* Start *
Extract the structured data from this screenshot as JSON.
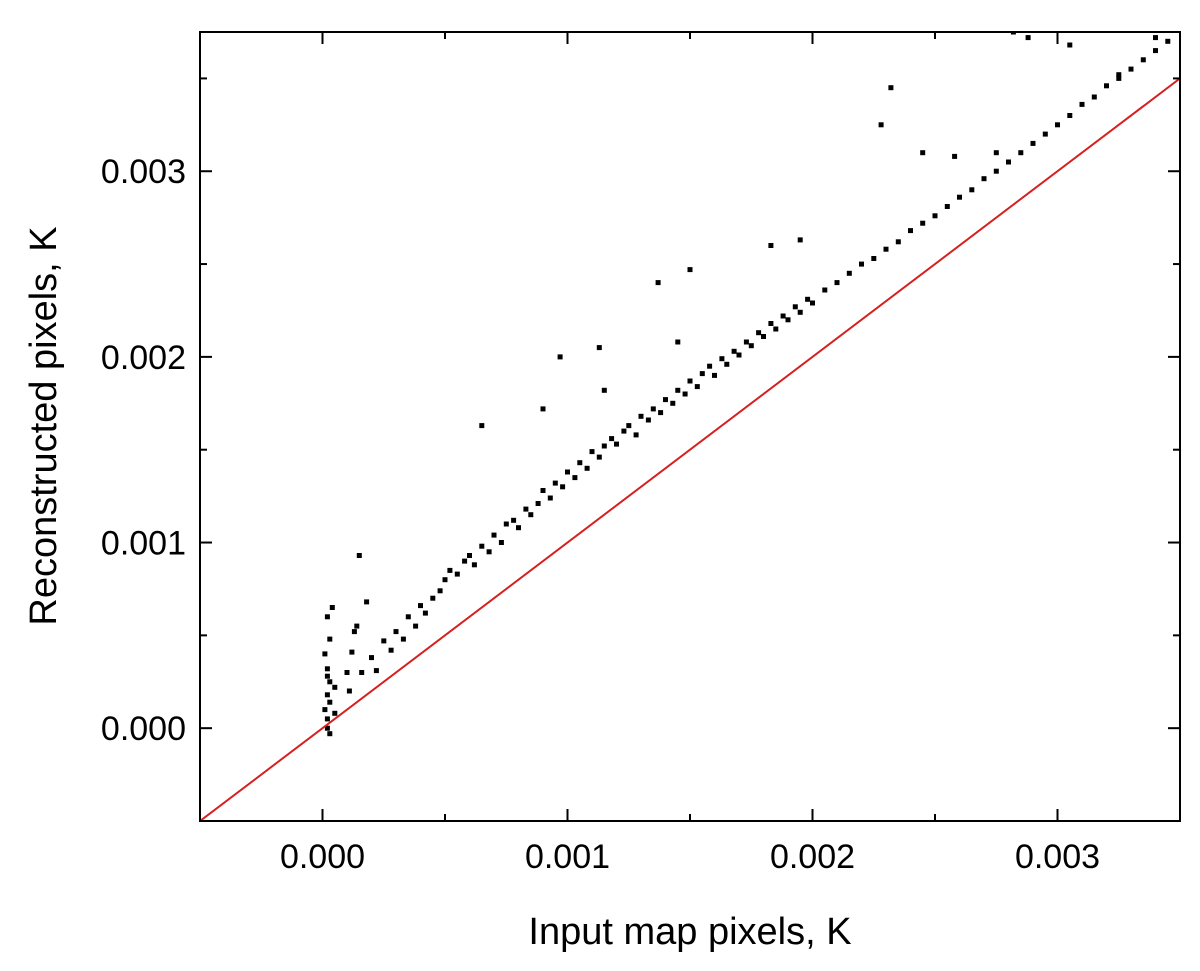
{
  "chart_data": {
    "type": "scatter",
    "title": "",
    "xlabel": "Input map pixels, K",
    "ylabel": "Reconstructed pixels, K",
    "xlim": [
      -0.0005,
      0.0035
    ],
    "ylim": [
      -0.0005,
      0.00375
    ],
    "x_ticks": [
      {
        "value": 0.0,
        "label": "0.000"
      },
      {
        "value": 0.001,
        "label": "0.001"
      },
      {
        "value": 0.002,
        "label": "0.002"
      },
      {
        "value": 0.003,
        "label": "0.003"
      }
    ],
    "y_ticks": [
      {
        "value": 0.0,
        "label": "0.000"
      },
      {
        "value": 0.001,
        "label": "0.001"
      },
      {
        "value": 0.002,
        "label": "0.002"
      },
      {
        "value": 0.003,
        "label": "0.003"
      }
    ],
    "minor_tick_step": 0.0005,
    "grid": false,
    "legend": "none",
    "reference_line": {
      "label": "y = x",
      "slope": 1,
      "intercept": 0,
      "color": "#d62020"
    },
    "marker_color": "#000000",
    "series": [
      {
        "color": "#000000",
        "points": [
          [
            2e-05,
            0.0
          ],
          [
            2e-05,
            5e-05
          ],
          [
            3e-05,
            -3e-05
          ],
          [
            1e-05,
            0.0001
          ],
          [
            2e-05,
            0.00018
          ],
          [
            3e-05,
            0.00025
          ],
          [
            2e-05,
            0.00032
          ],
          [
            1e-05,
            0.0004
          ],
          [
            3e-05,
            0.00048
          ],
          [
            2e-05,
            0.0006
          ],
          [
            4e-05,
            0.00065
          ],
          [
            2e-05,
            0.00028
          ],
          [
            3e-05,
            0.00014
          ],
          [
            5e-05,
            0.00022
          ],
          [
            5e-05,
            8e-05
          ],
          [
            0.0001,
            0.0003
          ],
          [
            0.00012,
            0.00041
          ],
          [
            0.00014,
            0.00055
          ],
          [
            0.00018,
            0.00068
          ],
          [
            0.00015,
            0.00093
          ],
          [
            0.00011,
            0.0002
          ],
          [
            0.00013,
            0.00052
          ],
          [
            0.00016,
            0.0003
          ],
          [
            0.0002,
            0.00038
          ],
          [
            0.00022,
            0.00031
          ],
          [
            0.00025,
            0.00047
          ],
          [
            0.00028,
            0.00042
          ],
          [
            0.0003,
            0.00052
          ],
          [
            0.00033,
            0.00048
          ],
          [
            0.00035,
            0.0006
          ],
          [
            0.00038,
            0.00055
          ],
          [
            0.0004,
            0.00066
          ],
          [
            0.00042,
            0.00062
          ],
          [
            0.00045,
            0.0007
          ],
          [
            0.00048,
            0.00074
          ],
          [
            0.0005,
            0.0008
          ],
          [
            0.00052,
            0.00085
          ],
          [
            0.00055,
            0.00083
          ],
          [
            0.00058,
            0.0009
          ],
          [
            0.0006,
            0.00093
          ],
          [
            0.00062,
            0.00088
          ],
          [
            0.00065,
            0.00098
          ],
          [
            0.00068,
            0.00095
          ],
          [
            0.0007,
            0.00104
          ],
          [
            0.00073,
            0.001
          ],
          [
            0.00075,
            0.0011
          ],
          [
            0.00078,
            0.00112
          ],
          [
            0.0008,
            0.00108
          ],
          [
            0.00083,
            0.00118
          ],
          [
            0.00085,
            0.00115
          ],
          [
            0.00088,
            0.00121
          ],
          [
            0.0009,
            0.00128
          ],
          [
            0.00093,
            0.00124
          ],
          [
            0.00095,
            0.00132
          ],
          [
            0.00098,
            0.0013
          ],
          [
            0.001,
            0.00138
          ],
          [
            0.00103,
            0.00135
          ],
          [
            0.00105,
            0.00143
          ],
          [
            0.00108,
            0.0014
          ],
          [
            0.0011,
            0.00149
          ],
          [
            0.00113,
            0.00146
          ],
          [
            0.00115,
            0.00152
          ],
          [
            0.00118,
            0.00156
          ],
          [
            0.0012,
            0.00153
          ],
          [
            0.00123,
            0.0016
          ],
          [
            0.00125,
            0.00163
          ],
          [
            0.00128,
            0.00158
          ],
          [
            0.0013,
            0.00168
          ],
          [
            0.00133,
            0.00166
          ],
          [
            0.00135,
            0.00172
          ],
          [
            0.00138,
            0.0017
          ],
          [
            0.0014,
            0.00177
          ],
          [
            0.00143,
            0.00175
          ],
          [
            0.00145,
            0.00182
          ],
          [
            0.00148,
            0.0018
          ],
          [
            0.0015,
            0.00187
          ],
          [
            0.00153,
            0.00184
          ],
          [
            0.00155,
            0.00191
          ],
          [
            0.00158,
            0.00195
          ],
          [
            0.0016,
            0.0019
          ],
          [
            0.00163,
            0.00199
          ],
          [
            0.00165,
            0.00196
          ],
          [
            0.00168,
            0.00203
          ],
          [
            0.0017,
            0.00201
          ],
          [
            0.00173,
            0.00208
          ],
          [
            0.00175,
            0.00206
          ],
          [
            0.00178,
            0.00213
          ],
          [
            0.0018,
            0.00211
          ],
          [
            0.00183,
            0.00218
          ],
          [
            0.00185,
            0.00215
          ],
          [
            0.00188,
            0.00222
          ],
          [
            0.0019,
            0.0022
          ],
          [
            0.00193,
            0.00227
          ],
          [
            0.00195,
            0.00224
          ],
          [
            0.00198,
            0.00231
          ],
          [
            0.002,
            0.00229
          ],
          [
            0.00205,
            0.00236
          ],
          [
            0.0021,
            0.0024
          ],
          [
            0.00215,
            0.00245
          ],
          [
            0.0022,
            0.0025
          ],
          [
            0.00225,
            0.00253
          ],
          [
            0.0023,
            0.00258
          ],
          [
            0.00235,
            0.00262
          ],
          [
            0.0024,
            0.00268
          ],
          [
            0.00245,
            0.00272
          ],
          [
            0.0025,
            0.00276
          ],
          [
            0.00255,
            0.00281
          ],
          [
            0.0026,
            0.00286
          ],
          [
            0.00265,
            0.0029
          ],
          [
            0.0027,
            0.00296
          ],
          [
            0.00275,
            0.003
          ],
          [
            0.0028,
            0.00305
          ],
          [
            0.00285,
            0.0031
          ],
          [
            0.0029,
            0.00315
          ],
          [
            0.00295,
            0.0032
          ],
          [
            0.003,
            0.00325
          ],
          [
            0.00305,
            0.0033
          ],
          [
            0.0031,
            0.00336
          ],
          [
            0.00315,
            0.0034
          ],
          [
            0.0032,
            0.00346
          ],
          [
            0.00325,
            0.0035
          ],
          [
            0.0033,
            0.00355
          ],
          [
            0.00335,
            0.0036
          ],
          [
            0.0034,
            0.00365
          ],
          [
            0.00345,
            0.0037
          ],
          [
            0.00097,
            0.002
          ],
          [
            0.00065,
            0.00163
          ],
          [
            0.0009,
            0.00172
          ],
          [
            0.00115,
            0.00182
          ],
          [
            0.00113,
            0.00205
          ],
          [
            0.00145,
            0.00208
          ],
          [
            0.00137,
            0.0024
          ],
          [
            0.0015,
            0.00247
          ],
          [
            0.00183,
            0.0026
          ],
          [
            0.00195,
            0.00263
          ],
          [
            0.00245,
            0.0031
          ],
          [
            0.00232,
            0.00345
          ],
          [
            0.00228,
            0.00325
          ],
          [
            0.00258,
            0.00308
          ],
          [
            0.00275,
            0.0031
          ],
          [
            0.00305,
            0.00368
          ],
          [
            0.00288,
            0.00372
          ],
          [
            0.00325,
            0.00352
          ],
          [
            0.00282,
            0.00375
          ],
          [
            0.0034,
            0.00372
          ]
        ]
      }
    ]
  }
}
* End *
■ **Task requirements**
Where a line above holds the string "pixels", show that line.

■ **Right answer**
    "xlabel": "Input map pixels, K",
    "ylabel": "Reconstructed pixels, K",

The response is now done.